Express the lines below as a JSON list of strings, one string per line with blank lines omitted, starting from the first line and ending with the line containing "legend-label: Type II , 5.69". Include both of these end lines and no others.
───── Provided entries
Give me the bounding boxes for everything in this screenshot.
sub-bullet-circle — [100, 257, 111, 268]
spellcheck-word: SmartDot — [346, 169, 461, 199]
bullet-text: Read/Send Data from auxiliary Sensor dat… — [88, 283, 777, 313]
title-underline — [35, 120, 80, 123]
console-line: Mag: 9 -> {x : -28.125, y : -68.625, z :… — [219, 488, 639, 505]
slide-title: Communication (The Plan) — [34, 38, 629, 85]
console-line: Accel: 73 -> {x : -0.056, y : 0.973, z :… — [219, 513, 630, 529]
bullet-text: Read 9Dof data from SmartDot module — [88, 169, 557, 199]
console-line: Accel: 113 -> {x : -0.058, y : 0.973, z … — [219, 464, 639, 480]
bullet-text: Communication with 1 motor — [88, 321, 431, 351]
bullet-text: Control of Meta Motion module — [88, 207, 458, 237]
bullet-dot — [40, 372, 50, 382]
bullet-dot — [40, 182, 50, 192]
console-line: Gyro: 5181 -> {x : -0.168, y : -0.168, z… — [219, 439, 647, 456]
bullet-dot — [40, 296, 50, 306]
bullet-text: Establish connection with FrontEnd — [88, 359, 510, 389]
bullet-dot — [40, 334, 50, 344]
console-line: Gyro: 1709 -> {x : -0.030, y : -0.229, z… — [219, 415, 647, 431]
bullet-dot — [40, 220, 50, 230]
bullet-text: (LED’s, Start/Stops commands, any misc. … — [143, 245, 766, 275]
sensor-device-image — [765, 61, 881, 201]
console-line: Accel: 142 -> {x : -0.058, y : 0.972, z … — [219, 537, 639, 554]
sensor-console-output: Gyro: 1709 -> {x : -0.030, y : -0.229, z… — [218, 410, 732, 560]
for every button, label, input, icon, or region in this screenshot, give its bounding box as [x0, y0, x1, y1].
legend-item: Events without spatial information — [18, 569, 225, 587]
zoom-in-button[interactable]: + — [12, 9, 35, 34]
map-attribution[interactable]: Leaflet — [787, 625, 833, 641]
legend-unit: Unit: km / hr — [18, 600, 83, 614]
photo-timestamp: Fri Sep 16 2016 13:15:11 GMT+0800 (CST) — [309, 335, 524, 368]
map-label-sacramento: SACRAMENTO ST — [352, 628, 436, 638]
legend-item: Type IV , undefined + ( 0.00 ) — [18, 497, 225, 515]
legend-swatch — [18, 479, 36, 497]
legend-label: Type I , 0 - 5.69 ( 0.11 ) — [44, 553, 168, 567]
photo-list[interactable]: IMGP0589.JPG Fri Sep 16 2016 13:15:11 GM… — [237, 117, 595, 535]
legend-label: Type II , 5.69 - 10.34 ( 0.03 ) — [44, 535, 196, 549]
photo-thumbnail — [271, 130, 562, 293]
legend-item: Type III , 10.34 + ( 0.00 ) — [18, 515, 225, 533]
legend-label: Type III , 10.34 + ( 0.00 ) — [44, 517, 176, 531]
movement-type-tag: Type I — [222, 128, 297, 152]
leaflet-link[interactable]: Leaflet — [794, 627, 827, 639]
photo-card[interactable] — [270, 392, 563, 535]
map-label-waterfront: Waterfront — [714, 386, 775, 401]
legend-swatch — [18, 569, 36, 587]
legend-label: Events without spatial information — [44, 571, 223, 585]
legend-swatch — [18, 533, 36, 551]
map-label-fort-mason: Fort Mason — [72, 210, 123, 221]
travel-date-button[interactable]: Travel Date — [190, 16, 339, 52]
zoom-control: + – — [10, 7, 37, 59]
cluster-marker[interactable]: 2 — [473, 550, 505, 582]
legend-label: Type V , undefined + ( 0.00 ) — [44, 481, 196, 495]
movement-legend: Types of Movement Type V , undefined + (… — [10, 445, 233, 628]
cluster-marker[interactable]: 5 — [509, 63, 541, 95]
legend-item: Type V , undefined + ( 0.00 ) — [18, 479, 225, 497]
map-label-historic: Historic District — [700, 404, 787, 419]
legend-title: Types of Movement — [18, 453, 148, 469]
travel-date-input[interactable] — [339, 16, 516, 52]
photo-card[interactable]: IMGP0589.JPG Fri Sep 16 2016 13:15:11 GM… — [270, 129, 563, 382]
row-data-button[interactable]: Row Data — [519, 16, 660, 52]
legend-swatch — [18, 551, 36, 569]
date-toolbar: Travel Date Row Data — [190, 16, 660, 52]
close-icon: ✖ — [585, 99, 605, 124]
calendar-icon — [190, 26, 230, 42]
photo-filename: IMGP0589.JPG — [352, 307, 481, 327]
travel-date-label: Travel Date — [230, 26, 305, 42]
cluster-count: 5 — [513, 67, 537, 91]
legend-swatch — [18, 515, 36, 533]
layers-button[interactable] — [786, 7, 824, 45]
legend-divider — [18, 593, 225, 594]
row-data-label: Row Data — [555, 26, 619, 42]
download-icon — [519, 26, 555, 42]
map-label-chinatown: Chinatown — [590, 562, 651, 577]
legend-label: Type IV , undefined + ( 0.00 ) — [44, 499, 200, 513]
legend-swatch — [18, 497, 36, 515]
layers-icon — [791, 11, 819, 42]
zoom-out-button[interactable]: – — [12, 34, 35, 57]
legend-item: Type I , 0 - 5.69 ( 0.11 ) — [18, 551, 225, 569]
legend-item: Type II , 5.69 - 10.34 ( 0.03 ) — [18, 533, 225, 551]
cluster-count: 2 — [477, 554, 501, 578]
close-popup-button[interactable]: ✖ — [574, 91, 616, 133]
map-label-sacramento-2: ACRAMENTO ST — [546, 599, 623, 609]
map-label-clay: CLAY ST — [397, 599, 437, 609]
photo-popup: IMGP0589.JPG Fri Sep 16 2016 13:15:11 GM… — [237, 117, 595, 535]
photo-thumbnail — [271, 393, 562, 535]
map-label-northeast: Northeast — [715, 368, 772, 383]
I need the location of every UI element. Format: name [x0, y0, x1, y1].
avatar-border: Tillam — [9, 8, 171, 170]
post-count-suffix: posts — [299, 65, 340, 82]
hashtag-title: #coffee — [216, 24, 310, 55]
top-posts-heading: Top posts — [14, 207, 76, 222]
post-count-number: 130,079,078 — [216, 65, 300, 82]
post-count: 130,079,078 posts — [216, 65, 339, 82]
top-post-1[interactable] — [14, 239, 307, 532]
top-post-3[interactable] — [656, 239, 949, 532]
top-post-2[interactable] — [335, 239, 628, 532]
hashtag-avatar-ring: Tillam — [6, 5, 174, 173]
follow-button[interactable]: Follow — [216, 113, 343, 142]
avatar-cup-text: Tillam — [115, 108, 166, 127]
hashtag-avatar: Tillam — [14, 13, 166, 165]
──────────
■ **Output of the exercise**:
[
  "Give me the bounding boxes for everything in this screenshot.",
  "sub-bullet-circle — [100, 257, 111, 268]",
  "spellcheck-word: SmartDot — [346, 169, 461, 199]",
  "bullet-text: Read/Send Data from auxiliary Sensor dat… — [88, 283, 777, 313]",
  "title-underline — [35, 120, 80, 123]",
  "console-line: Mag: 9 -> {x : -28.125, y : -68.625, z :… — [219, 488, 639, 505]",
  "slide-title: Communication (The Plan) — [34, 38, 629, 85]",
  "console-line: Accel: 73 -> {x : -0.056, y : 0.973, z :… — [219, 513, 630, 529]",
  "bullet-text: Read 9Dof data from SmartDot module — [88, 169, 557, 199]",
  "console-line: Accel: 113 -> {x : -0.058, y : 0.973, z … — [219, 464, 639, 480]",
  "bullet-text: Communication with 1 motor — [88, 321, 431, 351]",
  "bullet-text: Control of Meta Motion module — [88, 207, 458, 237]",
  "bullet-dot — [40, 372, 50, 382]",
  "bullet-dot — [40, 182, 50, 192]",
  "console-line: Gyro: 5181 -> {x : -0.168, y : -0.168, z… — [219, 439, 647, 456]",
  "bullet-dot — [40, 296, 50, 306]",
  "bullet-text: Establish connection with FrontEnd — [88, 359, 510, 389]",
  "bullet-dot — [40, 334, 50, 344]",
  "console-line: Gyro: 1709 -> {x : -0.030, y : -0.229, z… — [219, 415, 647, 431]",
  "bullet-dot — [40, 220, 50, 230]",
  "bullet-text: (LED’s, Start/Stops commands, any misc. … — [143, 245, 766, 275]",
  "sensor-device-image — [765, 61, 881, 201]",
  "console-line: Accel: 142 -> {x : -0.058, y : 0.972, z … — [219, 537, 639, 554]",
  "sensor-console-output: Gyro: 1709 -> {x : -0.030, y : -0.229, z… — [218, 410, 732, 560]",
  "for every button, label, input, icon, or region in this screenshot, give its bounding box as [x0, y0, x1, y1].",
  "legend-item: Events without spatial information — [18, 569, 225, 587]",
  "zoom-in-button[interactable]: + — [12, 9, 35, 34]",
  "map-attribution[interactable]: Leaflet — [787, 625, 833, 641]",
  "legend-unit: Unit: km / hr — [18, 600, 83, 614]",
  "photo-timestamp: Fri Sep 16 2016 13:15:11 GMT+0800 (CST) — [309, 335, 524, 368]",
  "map-label-sacramento: SACRAMENTO ST — [352, 628, 436, 638]",
  "legend-item: Type IV , undefined + ( 0.00 ) — [18, 497, 225, 515]",
  "legend-swatch — [18, 479, 36, 497]",
  "legend-label: Type I , 0 - 5.69 ( 0.11 ) — [44, 553, 168, 567]",
  "photo-list[interactable]: IMGP0589.JPG Fri Sep 16 2016 13:15:11 GM… — [237, 117, 595, 535]",
  "legend-label: Type II , 5.69 - 10.34 ( 0.03 ) — [44, 535, 196, 549]"
]